DATA LISTING:
'''
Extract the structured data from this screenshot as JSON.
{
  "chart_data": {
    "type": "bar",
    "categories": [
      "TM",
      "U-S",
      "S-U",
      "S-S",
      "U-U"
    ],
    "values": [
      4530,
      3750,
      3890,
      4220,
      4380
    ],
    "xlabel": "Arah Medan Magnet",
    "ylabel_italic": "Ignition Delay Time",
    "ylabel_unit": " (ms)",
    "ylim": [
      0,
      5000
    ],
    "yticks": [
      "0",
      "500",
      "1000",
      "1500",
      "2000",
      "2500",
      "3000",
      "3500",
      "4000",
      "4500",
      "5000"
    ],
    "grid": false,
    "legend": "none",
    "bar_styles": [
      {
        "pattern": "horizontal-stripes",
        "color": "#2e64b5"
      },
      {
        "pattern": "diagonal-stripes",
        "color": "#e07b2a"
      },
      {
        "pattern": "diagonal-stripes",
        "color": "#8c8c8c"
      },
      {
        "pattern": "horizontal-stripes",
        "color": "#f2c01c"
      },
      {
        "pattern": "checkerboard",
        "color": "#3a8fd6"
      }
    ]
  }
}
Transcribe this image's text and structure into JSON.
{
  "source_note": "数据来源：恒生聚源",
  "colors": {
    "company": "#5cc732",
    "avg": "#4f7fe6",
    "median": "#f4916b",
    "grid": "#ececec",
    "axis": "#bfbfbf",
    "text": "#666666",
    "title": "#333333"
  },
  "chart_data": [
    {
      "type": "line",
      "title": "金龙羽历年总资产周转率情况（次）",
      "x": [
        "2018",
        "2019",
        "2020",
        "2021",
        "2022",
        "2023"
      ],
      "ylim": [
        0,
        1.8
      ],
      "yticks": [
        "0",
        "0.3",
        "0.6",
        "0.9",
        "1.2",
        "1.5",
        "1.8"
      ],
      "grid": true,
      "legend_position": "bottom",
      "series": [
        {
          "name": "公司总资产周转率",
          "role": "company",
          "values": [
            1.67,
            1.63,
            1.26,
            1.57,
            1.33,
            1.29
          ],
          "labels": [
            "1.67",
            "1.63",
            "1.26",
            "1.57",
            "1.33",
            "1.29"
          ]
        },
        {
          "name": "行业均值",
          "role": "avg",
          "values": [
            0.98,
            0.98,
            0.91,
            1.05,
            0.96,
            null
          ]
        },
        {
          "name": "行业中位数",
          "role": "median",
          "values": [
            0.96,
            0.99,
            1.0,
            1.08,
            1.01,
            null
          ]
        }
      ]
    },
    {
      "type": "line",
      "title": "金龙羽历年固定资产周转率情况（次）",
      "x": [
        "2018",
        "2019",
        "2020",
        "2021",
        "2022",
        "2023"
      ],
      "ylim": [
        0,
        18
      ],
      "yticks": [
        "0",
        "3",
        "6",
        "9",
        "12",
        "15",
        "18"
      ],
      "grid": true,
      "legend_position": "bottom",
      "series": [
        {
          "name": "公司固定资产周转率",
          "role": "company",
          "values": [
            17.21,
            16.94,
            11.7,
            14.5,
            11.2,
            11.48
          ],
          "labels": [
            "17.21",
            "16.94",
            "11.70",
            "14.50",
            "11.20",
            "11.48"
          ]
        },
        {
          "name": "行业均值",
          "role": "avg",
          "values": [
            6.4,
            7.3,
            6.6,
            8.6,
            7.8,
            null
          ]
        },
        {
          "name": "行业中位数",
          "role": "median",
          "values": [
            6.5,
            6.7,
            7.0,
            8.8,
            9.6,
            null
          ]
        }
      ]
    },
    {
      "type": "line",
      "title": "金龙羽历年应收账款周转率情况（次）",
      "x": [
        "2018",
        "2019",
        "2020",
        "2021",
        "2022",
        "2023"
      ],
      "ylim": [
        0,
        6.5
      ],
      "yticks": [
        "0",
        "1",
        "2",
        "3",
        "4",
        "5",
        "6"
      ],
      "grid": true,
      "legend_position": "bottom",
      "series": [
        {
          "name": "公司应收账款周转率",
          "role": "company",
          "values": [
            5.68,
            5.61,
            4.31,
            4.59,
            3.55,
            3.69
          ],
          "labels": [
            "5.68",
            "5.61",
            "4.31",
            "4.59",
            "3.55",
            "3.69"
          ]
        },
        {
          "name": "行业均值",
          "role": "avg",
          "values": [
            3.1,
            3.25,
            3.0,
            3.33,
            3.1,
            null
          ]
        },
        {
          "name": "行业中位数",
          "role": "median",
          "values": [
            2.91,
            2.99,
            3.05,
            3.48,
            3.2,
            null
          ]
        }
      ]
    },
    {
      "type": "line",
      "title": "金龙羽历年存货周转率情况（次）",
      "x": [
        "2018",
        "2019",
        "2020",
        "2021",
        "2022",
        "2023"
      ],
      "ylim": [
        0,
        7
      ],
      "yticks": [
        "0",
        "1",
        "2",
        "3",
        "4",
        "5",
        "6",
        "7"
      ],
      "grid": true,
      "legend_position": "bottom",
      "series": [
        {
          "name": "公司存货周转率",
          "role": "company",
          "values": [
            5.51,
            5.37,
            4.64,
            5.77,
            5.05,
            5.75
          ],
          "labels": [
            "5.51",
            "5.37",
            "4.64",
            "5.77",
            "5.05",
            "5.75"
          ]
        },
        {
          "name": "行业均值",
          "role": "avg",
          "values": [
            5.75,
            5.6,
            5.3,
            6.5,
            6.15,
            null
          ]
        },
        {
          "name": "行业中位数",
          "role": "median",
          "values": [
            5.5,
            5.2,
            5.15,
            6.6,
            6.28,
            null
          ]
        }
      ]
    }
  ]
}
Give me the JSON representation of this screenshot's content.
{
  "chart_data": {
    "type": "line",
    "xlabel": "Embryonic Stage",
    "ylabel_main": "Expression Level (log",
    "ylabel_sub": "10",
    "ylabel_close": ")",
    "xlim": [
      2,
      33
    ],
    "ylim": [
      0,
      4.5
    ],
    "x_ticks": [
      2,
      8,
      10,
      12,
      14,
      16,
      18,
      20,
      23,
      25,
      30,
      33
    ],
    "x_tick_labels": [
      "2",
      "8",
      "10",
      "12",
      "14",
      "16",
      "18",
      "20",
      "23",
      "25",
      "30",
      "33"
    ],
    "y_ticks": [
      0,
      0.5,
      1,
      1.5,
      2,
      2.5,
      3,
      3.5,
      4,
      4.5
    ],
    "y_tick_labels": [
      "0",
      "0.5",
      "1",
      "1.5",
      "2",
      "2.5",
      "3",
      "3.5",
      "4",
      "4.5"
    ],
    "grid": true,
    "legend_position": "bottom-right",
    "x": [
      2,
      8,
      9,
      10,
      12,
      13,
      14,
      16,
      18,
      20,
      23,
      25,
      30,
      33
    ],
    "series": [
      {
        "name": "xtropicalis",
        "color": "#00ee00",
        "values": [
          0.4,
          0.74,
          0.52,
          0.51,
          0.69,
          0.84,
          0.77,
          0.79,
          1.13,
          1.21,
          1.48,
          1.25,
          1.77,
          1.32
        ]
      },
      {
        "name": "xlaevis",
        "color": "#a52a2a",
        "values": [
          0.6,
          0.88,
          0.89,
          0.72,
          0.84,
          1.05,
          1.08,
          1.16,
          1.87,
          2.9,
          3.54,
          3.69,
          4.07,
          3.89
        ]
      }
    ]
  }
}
'''
TASK PROMPT: All of the material must be reproduced exactly.

PROBLEM SOLUTION:
Extract the structured data from this screenshot as JSON.
{
  "chart_data": {
    "type": "bar",
    "categories": [
      "TM",
      "U-S",
      "S-U",
      "S-S",
      "U-U"
    ],
    "values": [
      4530,
      3750,
      3890,
      4220,
      4380
    ],
    "xlabel": "Arah Medan Magnet",
    "ylabel_italic": "Ignition Delay Time",
    "ylabel_unit": " (ms)",
    "ylim": [
      0,
      5000
    ],
    "yticks": [
      "0",
      "500",
      "1000",
      "1500",
      "2000",
      "2500",
      "3000",
      "3500",
      "4000",
      "4500",
      "5000"
    ],
    "grid": false,
    "legend": "none",
    "bar_styles": [
      {
        "pattern": "horizontal-stripes",
        "color": "#2e64b5"
      },
      {
        "pattern": "diagonal-stripes",
        "color": "#e07b2a"
      },
      {
        "pattern": "diagonal-stripes",
        "color": "#8c8c8c"
      },
      {
        "pattern": "horizontal-stripes",
        "color": "#f2c01c"
      },
      {
        "pattern": "checkerboard",
        "color": "#3a8fd6"
      }
    ]
  }
}
Transcribe this image's text and structure into JSON.
{
  "source_note": "数据来源：恒生聚源",
  "colors": {
    "company": "#5cc732",
    "avg": "#4f7fe6",
    "median": "#f4916b",
    "grid": "#ececec",
    "axis": "#bfbfbf",
    "text": "#666666",
    "title": "#333333"
  },
  "chart_data": [
    {
      "type": "line",
      "title": "金龙羽历年总资产周转率情况（次）",
      "x": [
        "2018",
        "2019",
        "2020",
        "2021",
        "2022",
        "2023"
      ],
      "ylim": [
        0,
        1.8
      ],
      "yticks": [
        "0",
        "0.3",
        "0.6",
        "0.9",
        "1.2",
        "1.5",
        "1.8"
      ],
      "grid": true,
      "legend_position": "bottom",
      "series": [
        {
          "name": "公司总资产周转率",
          "role": "company",
          "values": [
            1.67,
            1.63,
            1.26,
            1.57,
            1.33,
            1.29
          ],
          "labels": [
            "1.67",
            "1.63",
            "1.26",
            "1.57",
            "1.33",
            "1.29"
          ]
        },
        {
          "name": "行业均值",
          "role": "avg",
          "values": [
            0.98,
            0.98,
            0.91,
            1.05,
            0.96,
            null
          ]
        },
        {
          "name": "行业中位数",
          "role": "median",
          "values": [
            0.96,
            0.99,
            1.0,
            1.08,
            1.01,
            null
          ]
        }
      ]
    },
    {
      "type": "line",
      "title": "金龙羽历年固定资产周转率情况（次）",
      "x": [
        "2018",
        "2019",
        "2020",
        "2021",
        "2022",
        "2023"
      ],
      "ylim": [
        0,
        18
      ],
      "yticks": [
        "0",
        "3",
        "6",
        "9",
        "12",
        "15",
        "18"
      ],
      "grid": true,
      "legend_position": "bottom",
      "series": [
        {
          "name": "公司固定资产周转率",
          "role": "company",
          "values": [
            17.21,
            16.94,
            11.7,
            14.5,
            11.2,
            11.48
          ],
          "labels": [
            "17.21",
            "16.94",
            "11.70",
            "14.50",
            "11.20",
            "11.48"
          ]
        },
        {
          "name": "行业均值",
          "role": "avg",
          "values": [
            6.4,
            7.3,
            6.6,
            8.6,
            7.8,
            null
          ]
        },
        {
          "name": "行业中位数",
          "role": "median",
          "values": [
            6.5,
            6.7,
            7.0,
            8.8,
            9.6,
            null
          ]
        }
      ]
    },
    {
      "type": "line",
      "title": "金龙羽历年应收账款周转率情况（次）",
      "x": [
        "2018",
        "2019",
        "2020",
        "2021",
        "2022",
        "2023"
      ],
      "ylim": [
        0,
        6.5
      ],
      "yticks": [
        "0",
        "1",
        "2",
        "3",
        "4",
        "5",
        "6"
      ],
      "grid": true,
      "legend_position": "bottom",
      "series": [
        {
          "name": "公司应收账款周转率",
          "role": "company",
          "values": [
            5.68,
            5.61,
            4.31,
            4.59,
            3.55,
            3.69
          ],
          "labels": [
            "5.68",
            "5.61",
            "4.31",
            "4.59",
            "3.55",
            "3.69"
          ]
        },
        {
          "name": "行业均值",
          "role": "avg",
          "values": [
            3.1,
            3.25,
            3.0,
            3.33,
            3.1,
            null
          ]
        },
        {
          "name": "行业中位数",
          "role": "median",
          "values": [
            2.91,
            2.99,
            3.05,
            3.48,
            3.2,
            null
          ]
        }
      ]
    },
    {
      "type": "line",
      "title": "金龙羽历年存货周转率情况（次）",
      "x": [
        "2018",
        "2019",
        "2020",
        "2021",
        "2022",
        "2023"
      ],
      "ylim": [
        0,
        7
      ],
      "yticks": [
        "0",
        "1",
        "2",
        "3",
        "4",
        "5",
        "6",
        "7"
      ],
      "grid": true,
      "legend_position": "bottom",
      "series": [
        {
          "name": "公司存货周转率",
          "role": "company",
          "values": [
            5.51,
            5.37,
            4.64,
            5.77,
            5.05,
            5.75
          ],
          "labels": [
            "5.51",
            "5.37",
            "4.64",
            "5.77",
            "5.05",
            "5.75"
          ]
        },
        {
          "name": "行业均值",
          "role": "avg",
          "values": [
            5.75,
            5.6,
            5.3,
            6.5,
            6.15,
            null
          ]
        },
        {
          "name": "行业中位数",
          "role": "median",
          "values": [
            5.5,
            5.2,
            5.15,
            6.6,
            6.28,
            null
          ]
        }
      ]
    }
  ]
}
Give me the JSON representation of this screenshot's content.
{
  "chart_data": {
    "type": "line",
    "xlabel": "Embryonic Stage",
    "ylabel_main": "Expression Level (log",
    "ylabel_sub": "10",
    "ylabel_close": ")",
    "xlim": [
      2,
      33
    ],
    "ylim": [
      0,
      4.5
    ],
    "x_ticks": [
      2,
      8,
      10,
      12,
      14,
      16,
      18,
      20,
      23,
      25,
      30,
      33
    ],
    "x_tick_labels": [
      "2",
      "8",
      "10",
      "12",
      "14",
      "16",
      "18",
      "20",
      "23",
      "25",
      "30",
      "33"
    ],
    "y_ticks": [
      0,
      0.5,
      1,
      1.5,
      2,
      2.5,
      3,
      3.5,
      4,
      4.5
    ],
    "y_tick_labels": [
      "0",
      "0.5",
      "1",
      "1.5",
      "2",
      "2.5",
      "3",
      "3.5",
      "4",
      "4.5"
    ],
    "grid": true,
    "legend_position": "bottom-right",
    "x": [
      2,
      8,
      9,
      10,
      12,
      13,
      14,
      16,
      18,
      20,
      23,
      25,
      30,
      33
    ],
    "series": [
      {
        "name": "xtropicalis",
        "color": "#00ee00",
        "values": [
          0.4,
          0.74,
          0.52,
          0.51,
          0.69,
          0.84,
          0.77,
          0.79,
          1.13,
          1.21,
          1.48,
          1.25,
          1.77,
          1.32
        ]
      },
      {
        "name": "xlaevis",
        "color": "#a52a2a",
        "values": [
          0.6,
          0.88,
          0.89,
          0.72,
          0.84,
          1.05,
          1.08,
          1.16,
          1.87,
          2.9,
          3.54,
          3.69,
          4.07,
          3.89
        ]
      }
    ]
  }
}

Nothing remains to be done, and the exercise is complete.